- [Records provided]:
┄┄┄┄┄┄┄┄┄┄

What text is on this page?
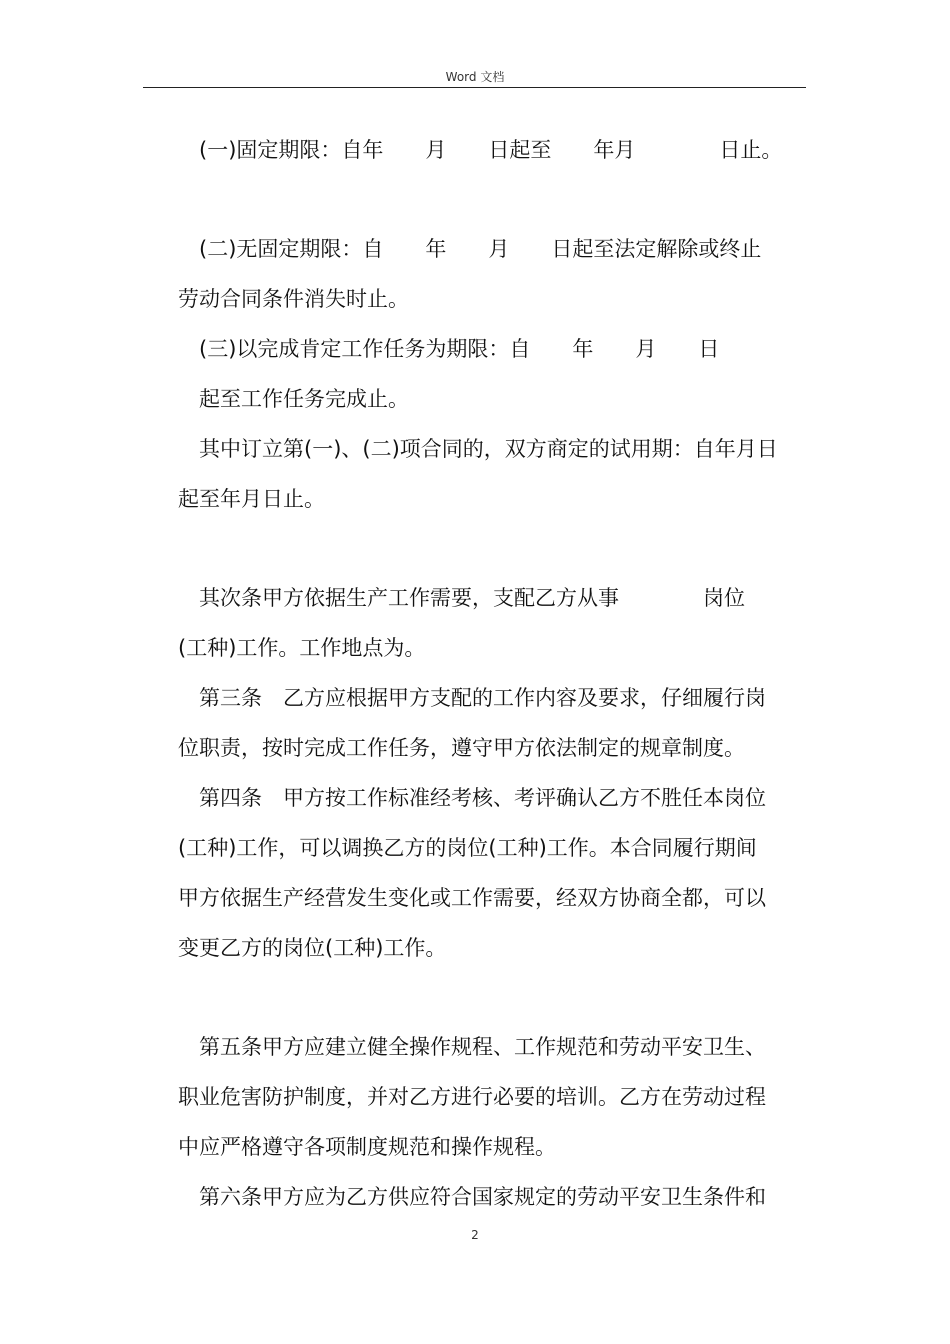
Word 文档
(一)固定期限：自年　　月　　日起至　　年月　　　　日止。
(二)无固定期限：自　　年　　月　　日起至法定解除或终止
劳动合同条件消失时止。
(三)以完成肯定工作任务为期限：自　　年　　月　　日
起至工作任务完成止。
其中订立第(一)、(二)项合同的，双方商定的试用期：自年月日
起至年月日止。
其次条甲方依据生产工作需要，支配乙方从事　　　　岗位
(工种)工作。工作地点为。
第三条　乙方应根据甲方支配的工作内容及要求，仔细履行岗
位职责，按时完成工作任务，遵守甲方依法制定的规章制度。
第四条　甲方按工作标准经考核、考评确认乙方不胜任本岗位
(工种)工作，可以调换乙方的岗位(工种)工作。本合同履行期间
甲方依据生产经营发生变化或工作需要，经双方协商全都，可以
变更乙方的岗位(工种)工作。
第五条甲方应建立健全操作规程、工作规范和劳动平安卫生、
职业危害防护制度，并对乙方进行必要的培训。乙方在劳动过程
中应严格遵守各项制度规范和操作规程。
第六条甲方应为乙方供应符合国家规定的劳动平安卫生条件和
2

┄┄┄┄┄┄┄┄┄┄

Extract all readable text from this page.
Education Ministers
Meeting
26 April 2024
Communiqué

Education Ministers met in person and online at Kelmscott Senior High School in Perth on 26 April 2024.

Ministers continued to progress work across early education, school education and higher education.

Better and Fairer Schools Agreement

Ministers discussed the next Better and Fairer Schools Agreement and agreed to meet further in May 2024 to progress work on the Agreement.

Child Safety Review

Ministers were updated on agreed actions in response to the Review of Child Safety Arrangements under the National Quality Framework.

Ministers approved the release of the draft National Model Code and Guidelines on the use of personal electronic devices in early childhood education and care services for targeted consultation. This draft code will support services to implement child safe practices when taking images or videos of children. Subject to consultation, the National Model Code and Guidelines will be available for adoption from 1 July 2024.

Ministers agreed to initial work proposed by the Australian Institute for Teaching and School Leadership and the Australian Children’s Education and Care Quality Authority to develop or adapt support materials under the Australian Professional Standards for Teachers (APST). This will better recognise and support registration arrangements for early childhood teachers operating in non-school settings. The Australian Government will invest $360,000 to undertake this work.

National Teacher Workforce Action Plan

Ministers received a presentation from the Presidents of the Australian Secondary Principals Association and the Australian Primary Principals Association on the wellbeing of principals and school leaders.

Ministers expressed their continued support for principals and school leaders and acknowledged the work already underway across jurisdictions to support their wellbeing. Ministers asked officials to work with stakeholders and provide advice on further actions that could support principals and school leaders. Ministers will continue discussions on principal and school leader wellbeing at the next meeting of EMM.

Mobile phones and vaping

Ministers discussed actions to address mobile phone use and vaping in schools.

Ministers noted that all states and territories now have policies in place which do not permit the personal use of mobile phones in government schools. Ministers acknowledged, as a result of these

┄┄┄┄┄┄┄┄┄┄

- [Aim of the exercise]:
Copy, from the material above, each line in which the string "further" occurs.

- [Output of the exercise]:
Ministers discussed the next Better and Fairer Schools Agreement and agreed to meet further in May 2024 to progress work on the Agreement.
Ministers expressed their continued support for principals and school leaders and acknowledged the work already underway across jurisdictions to support their wellbeing. Ministers asked officials to work with stakeholders and provide advice on further actions that could support principals and school leaders. Ministers will continue discussions on principal and school leader wellbeing at the next meeting of EMM.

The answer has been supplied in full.